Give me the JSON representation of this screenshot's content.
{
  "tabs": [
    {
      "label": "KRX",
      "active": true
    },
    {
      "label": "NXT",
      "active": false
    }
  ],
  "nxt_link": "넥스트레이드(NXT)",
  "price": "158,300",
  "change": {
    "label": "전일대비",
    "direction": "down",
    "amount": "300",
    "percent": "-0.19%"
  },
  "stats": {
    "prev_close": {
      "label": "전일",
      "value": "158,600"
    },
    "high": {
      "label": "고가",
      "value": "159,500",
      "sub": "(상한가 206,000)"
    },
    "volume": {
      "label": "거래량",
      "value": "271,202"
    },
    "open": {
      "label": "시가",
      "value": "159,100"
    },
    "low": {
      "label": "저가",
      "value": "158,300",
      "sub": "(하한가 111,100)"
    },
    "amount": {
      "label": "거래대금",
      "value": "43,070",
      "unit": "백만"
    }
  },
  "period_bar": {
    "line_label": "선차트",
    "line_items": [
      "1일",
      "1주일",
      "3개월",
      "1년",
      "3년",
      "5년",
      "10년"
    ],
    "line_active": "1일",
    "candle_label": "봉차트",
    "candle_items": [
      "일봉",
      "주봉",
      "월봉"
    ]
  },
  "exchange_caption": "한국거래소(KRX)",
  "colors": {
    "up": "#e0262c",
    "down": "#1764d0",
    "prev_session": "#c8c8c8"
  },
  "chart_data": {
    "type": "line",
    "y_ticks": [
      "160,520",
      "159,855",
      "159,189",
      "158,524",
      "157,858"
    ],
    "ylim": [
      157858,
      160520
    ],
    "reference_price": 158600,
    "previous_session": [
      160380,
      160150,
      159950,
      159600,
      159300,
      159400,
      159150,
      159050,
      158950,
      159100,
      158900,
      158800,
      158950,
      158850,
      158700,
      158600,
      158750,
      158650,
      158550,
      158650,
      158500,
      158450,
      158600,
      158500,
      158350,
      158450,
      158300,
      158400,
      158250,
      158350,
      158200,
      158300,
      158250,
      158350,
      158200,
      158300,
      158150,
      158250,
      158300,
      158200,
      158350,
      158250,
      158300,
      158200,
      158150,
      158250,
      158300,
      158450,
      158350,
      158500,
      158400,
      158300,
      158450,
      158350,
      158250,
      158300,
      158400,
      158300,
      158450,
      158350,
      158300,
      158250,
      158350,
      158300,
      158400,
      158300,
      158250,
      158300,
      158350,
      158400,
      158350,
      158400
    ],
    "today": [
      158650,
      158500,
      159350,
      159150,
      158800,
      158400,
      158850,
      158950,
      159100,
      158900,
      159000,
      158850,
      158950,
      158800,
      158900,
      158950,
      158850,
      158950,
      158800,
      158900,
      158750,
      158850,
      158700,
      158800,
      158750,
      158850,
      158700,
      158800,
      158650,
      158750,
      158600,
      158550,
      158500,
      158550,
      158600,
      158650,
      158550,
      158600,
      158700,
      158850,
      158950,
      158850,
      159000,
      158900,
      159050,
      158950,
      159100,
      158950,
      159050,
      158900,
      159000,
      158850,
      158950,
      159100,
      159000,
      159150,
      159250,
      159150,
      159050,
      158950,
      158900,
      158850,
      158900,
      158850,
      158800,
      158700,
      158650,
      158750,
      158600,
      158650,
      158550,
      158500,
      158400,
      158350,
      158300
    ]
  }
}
┄┄┄┄┄┄┄┄┄┄
Instructions for the task –
Retype the records that precede this task, keeping them exactly the same.

Answer below –
Give me the JSON representation of this screenshot's content.
{
  "tabs": [
    {
      "label": "KRX",
      "active": true
    },
    {
      "label": "NXT",
      "active": false
    }
  ],
  "nxt_link": "넥스트레이드(NXT)",
  "price": "158,300",
  "change": {
    "label": "전일대비",
    "direction": "down",
    "amount": "300",
    "percent": "-0.19%"
  },
  "stats": {
    "prev_close": {
      "label": "전일",
      "value": "158,600"
    },
    "high": {
      "label": "고가",
      "value": "159,500",
      "sub": "(상한가 206,000)"
    },
    "volume": {
      "label": "거래량",
      "value": "271,202"
    },
    "open": {
      "label": "시가",
      "value": "159,100"
    },
    "low": {
      "label": "저가",
      "value": "158,300",
      "sub": "(하한가 111,100)"
    },
    "amount": {
      "label": "거래대금",
      "value": "43,070",
      "unit": "백만"
    }
  },
  "period_bar": {
    "line_label": "선차트",
    "line_items": [
      "1일",
      "1주일",
      "3개월",
      "1년",
      "3년",
      "5년",
      "10년"
    ],
    "line_active": "1일",
    "candle_label": "봉차트",
    "candle_items": [
      "일봉",
      "주봉",
      "월봉"
    ]
  },
  "exchange_caption": "한국거래소(KRX)",
  "colors": {
    "up": "#e0262c",
    "down": "#1764d0",
    "prev_session": "#c8c8c8"
  },
  "chart_data": {
    "type": "line",
    "y_ticks": [
      "160,520",
      "159,855",
      "159,189",
      "158,524",
      "157,858"
    ],
    "ylim": [
      157858,
      160520
    ],
    "reference_price": 158600,
    "previous_session": [
      160380,
      160150,
      159950,
      159600,
      159300,
      159400,
      159150,
      159050,
      158950,
      159100,
      158900,
      158800,
      158950,
      158850,
      158700,
      158600,
      158750,
      158650,
      158550,
      158650,
      158500,
      158450,
      158600,
      158500,
      158350,
      158450,
      158300,
      158400,
      158250,
      158350,
      158200,
      158300,
      158250,
      158350,
      158200,
      158300,
      158150,
      158250,
      158300,
      158200,
      158350,
      158250,
      158300,
      158200,
      158150,
      158250,
      158300,
      158450,
      158350,
      158500,
      158400,
      158300,
      158450,
      158350,
      158250,
      158300,
      158400,
      158300,
      158450,
      158350,
      158300,
      158250,
      158350,
      158300,
      158400,
      158300,
      158250,
      158300,
      158350,
      158400,
      158350,
      158400
    ],
    "today": [
      158650,
      158500,
      159350,
      159150,
      158800,
      158400,
      158850,
      158950,
      159100,
      158900,
      159000,
      158850,
      158950,
      158800,
      158900,
      158950,
      158850,
      158950,
      158800,
      158900,
      158750,
      158850,
      158700,
      158800,
      158750,
      158850,
      158700,
      158800,
      158650,
      158750,
      158600,
      158550,
      158500,
      158550,
      158600,
      158650,
      158550,
      158600,
      158700,
      158850,
      158950,
      158850,
      159000,
      158900,
      159050,
      158950,
      159100,
      158950,
      159050,
      158900,
      159000,
      158850,
      158950,
      159100,
      159000,
      159150,
      159250,
      159150,
      159050,
      158950,
      158900,
      158850,
      158900,
      158850,
      158800,
      158700,
      158650,
      158750,
      158600,
      158650,
      158550,
      158500,
      158400,
      158350,
      158300
    ]
  }
}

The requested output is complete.